**WHAT YOU HAVE TO DO:**
Tally the lines that include the word "Hvor" and reply with nothing but the total.
════════════════════
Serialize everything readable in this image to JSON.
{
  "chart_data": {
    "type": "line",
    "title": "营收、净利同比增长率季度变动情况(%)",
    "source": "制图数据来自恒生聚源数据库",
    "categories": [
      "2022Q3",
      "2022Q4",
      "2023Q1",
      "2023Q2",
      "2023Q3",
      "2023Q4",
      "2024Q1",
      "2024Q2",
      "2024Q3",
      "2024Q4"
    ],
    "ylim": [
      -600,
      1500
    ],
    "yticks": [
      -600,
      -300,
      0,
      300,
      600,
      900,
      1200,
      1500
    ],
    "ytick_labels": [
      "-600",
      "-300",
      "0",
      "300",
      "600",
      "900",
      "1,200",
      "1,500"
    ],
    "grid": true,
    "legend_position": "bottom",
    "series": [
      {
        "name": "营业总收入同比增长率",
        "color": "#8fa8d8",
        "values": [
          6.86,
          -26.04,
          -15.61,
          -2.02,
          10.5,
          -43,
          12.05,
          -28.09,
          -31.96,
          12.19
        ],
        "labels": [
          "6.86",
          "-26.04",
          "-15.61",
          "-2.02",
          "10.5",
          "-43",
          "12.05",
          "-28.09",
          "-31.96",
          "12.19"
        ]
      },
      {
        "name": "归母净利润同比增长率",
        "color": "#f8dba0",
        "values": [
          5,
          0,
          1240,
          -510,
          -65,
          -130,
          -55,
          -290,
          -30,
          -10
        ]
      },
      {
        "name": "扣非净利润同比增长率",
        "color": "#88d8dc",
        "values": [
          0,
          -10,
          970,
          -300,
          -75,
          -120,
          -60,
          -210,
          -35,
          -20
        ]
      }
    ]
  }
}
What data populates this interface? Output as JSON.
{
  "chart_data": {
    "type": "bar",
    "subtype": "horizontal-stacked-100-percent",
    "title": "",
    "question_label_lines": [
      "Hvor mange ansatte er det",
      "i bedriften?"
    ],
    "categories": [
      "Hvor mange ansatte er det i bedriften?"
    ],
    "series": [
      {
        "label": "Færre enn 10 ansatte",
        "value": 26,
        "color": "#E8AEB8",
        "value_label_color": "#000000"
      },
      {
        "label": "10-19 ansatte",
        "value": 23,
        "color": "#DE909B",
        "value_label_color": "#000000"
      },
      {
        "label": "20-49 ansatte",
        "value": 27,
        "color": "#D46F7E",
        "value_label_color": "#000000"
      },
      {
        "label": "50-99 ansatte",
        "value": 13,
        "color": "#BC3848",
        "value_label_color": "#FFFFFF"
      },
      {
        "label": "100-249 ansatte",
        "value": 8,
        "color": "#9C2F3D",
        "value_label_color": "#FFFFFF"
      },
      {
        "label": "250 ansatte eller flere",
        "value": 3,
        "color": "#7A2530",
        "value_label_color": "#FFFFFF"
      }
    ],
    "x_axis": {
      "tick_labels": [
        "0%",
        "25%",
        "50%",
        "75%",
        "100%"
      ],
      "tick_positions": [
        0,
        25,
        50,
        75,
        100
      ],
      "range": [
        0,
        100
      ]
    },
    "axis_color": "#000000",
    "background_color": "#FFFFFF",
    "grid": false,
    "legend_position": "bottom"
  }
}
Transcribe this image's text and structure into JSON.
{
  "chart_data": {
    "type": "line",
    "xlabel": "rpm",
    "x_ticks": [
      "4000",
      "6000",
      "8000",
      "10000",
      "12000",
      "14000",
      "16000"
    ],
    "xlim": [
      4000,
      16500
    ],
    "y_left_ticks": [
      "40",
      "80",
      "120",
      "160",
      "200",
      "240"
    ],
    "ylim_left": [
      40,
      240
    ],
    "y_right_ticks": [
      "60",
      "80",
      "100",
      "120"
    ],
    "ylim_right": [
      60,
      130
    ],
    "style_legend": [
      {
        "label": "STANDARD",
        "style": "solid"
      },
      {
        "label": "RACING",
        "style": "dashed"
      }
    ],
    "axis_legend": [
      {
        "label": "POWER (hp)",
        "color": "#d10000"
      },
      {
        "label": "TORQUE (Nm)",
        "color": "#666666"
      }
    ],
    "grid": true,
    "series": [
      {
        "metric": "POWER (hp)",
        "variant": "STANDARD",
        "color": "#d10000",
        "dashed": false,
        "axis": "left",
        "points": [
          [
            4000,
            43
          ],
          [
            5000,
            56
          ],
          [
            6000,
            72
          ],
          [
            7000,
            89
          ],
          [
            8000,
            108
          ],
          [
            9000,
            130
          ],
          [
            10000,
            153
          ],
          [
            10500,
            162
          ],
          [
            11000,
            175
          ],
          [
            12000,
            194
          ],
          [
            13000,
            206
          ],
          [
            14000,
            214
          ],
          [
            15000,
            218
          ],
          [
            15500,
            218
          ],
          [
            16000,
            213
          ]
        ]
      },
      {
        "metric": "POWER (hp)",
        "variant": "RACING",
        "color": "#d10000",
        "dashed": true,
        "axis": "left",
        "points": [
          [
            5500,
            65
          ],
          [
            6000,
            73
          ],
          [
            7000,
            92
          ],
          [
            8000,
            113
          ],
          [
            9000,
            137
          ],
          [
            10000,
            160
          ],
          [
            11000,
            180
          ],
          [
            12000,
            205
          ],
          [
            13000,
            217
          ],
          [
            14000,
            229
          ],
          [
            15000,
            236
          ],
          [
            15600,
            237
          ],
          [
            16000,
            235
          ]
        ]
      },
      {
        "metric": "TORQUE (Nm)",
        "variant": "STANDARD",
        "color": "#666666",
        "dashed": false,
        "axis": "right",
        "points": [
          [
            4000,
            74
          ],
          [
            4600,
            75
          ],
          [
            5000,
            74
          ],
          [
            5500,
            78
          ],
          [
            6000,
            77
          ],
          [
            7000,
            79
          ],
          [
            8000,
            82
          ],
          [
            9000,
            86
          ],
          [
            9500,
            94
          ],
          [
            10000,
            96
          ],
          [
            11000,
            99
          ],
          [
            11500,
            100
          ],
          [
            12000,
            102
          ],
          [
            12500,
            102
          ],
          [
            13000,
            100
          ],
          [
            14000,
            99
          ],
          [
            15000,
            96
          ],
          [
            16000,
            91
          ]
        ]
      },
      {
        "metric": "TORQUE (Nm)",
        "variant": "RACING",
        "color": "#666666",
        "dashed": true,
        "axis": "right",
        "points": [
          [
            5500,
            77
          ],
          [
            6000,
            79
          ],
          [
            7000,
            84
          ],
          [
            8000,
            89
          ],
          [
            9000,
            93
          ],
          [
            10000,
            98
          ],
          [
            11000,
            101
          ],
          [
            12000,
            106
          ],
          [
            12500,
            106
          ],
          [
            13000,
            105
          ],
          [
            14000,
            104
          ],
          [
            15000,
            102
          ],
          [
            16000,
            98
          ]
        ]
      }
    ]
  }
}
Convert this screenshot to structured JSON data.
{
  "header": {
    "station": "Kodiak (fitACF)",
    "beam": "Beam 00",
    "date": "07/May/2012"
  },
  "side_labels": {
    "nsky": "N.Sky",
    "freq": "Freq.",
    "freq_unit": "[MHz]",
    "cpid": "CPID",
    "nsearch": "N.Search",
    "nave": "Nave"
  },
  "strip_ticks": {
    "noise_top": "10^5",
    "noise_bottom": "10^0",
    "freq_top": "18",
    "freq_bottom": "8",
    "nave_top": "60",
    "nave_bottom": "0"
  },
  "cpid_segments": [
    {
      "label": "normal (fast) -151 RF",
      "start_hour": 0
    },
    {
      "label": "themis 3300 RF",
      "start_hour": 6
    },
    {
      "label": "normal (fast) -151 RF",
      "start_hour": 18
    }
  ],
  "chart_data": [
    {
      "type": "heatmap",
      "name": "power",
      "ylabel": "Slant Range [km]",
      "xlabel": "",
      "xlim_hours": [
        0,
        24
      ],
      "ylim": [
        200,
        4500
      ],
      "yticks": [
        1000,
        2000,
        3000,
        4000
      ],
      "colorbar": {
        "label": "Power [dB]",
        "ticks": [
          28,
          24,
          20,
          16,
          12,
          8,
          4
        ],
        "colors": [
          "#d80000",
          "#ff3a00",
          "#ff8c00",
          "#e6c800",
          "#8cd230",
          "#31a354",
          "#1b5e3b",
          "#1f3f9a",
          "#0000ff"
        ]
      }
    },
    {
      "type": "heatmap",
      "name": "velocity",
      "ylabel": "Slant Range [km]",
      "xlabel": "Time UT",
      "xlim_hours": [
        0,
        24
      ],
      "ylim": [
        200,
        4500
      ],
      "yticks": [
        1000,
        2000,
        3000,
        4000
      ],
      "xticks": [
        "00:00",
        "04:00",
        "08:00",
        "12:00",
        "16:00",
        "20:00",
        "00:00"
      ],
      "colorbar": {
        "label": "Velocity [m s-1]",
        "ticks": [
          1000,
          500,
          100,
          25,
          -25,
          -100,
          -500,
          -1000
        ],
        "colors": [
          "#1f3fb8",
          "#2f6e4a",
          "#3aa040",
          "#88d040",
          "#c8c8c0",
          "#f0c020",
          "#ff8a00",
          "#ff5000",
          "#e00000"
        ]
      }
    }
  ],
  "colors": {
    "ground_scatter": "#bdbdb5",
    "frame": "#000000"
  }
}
════════════════════
**RESPONSE:**
2